Task goal: Take from the listing each line that has the string "transport".

Data supplied:
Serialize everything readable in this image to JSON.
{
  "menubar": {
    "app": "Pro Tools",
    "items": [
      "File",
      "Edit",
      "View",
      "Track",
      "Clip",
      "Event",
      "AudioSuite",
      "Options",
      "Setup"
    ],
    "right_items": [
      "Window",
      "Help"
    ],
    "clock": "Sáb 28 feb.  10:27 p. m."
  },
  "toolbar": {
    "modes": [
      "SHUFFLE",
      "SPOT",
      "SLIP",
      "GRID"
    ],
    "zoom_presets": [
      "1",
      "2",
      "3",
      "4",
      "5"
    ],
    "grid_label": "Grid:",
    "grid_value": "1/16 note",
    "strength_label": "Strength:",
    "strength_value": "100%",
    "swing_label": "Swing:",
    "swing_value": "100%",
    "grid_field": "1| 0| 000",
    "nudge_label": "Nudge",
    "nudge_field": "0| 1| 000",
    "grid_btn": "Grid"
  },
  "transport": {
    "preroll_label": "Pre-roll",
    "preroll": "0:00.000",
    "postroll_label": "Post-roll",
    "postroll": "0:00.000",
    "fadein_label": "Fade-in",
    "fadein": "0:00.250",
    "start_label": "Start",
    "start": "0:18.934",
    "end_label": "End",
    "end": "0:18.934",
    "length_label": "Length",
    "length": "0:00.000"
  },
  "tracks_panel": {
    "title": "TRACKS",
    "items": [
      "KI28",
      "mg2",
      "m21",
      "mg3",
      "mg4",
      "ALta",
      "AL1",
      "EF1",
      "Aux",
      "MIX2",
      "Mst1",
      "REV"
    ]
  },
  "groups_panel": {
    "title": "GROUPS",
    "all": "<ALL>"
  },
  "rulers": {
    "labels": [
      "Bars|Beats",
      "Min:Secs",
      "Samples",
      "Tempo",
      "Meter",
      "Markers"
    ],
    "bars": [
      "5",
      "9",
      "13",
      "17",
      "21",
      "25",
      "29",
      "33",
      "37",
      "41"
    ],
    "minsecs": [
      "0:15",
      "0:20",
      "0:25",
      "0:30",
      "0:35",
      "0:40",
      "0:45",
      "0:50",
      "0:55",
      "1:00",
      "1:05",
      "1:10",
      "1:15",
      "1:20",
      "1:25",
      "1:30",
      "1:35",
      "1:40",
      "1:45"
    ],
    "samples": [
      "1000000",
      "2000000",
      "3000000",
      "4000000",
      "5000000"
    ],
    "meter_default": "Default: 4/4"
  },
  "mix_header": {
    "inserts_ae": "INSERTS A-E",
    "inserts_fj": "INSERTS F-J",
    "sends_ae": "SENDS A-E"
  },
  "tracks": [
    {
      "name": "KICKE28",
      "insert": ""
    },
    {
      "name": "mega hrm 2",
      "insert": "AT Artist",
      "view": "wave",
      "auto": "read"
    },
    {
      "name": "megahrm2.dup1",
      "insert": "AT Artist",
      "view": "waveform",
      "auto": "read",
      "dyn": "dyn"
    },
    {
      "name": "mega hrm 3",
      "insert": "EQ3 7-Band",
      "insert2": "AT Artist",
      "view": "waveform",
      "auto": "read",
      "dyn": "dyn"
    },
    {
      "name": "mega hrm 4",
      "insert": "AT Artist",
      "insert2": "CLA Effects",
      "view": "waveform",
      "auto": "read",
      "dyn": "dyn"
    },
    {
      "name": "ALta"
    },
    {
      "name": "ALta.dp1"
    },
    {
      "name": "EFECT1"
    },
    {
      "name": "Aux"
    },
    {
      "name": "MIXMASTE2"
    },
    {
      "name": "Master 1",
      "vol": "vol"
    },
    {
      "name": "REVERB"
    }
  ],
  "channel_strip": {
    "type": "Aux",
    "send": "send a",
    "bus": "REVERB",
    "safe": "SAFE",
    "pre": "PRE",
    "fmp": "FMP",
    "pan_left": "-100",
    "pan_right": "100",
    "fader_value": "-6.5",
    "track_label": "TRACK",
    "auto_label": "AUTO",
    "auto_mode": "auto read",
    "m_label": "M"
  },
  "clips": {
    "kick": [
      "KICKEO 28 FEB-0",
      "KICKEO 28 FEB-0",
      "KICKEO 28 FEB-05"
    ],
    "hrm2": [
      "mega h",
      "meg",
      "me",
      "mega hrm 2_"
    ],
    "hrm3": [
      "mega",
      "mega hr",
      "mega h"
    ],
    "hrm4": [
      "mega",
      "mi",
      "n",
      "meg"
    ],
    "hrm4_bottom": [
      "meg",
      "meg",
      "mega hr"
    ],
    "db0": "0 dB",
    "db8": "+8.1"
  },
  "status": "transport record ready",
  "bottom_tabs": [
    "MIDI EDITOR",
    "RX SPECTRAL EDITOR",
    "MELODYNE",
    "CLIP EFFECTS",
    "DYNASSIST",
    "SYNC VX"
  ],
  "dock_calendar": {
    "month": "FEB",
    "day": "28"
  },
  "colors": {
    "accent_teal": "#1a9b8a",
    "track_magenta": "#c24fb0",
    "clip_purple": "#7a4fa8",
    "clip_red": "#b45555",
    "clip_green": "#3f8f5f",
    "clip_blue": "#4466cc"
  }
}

Output for this task:
  "transport": {
  "status": "transport record ready",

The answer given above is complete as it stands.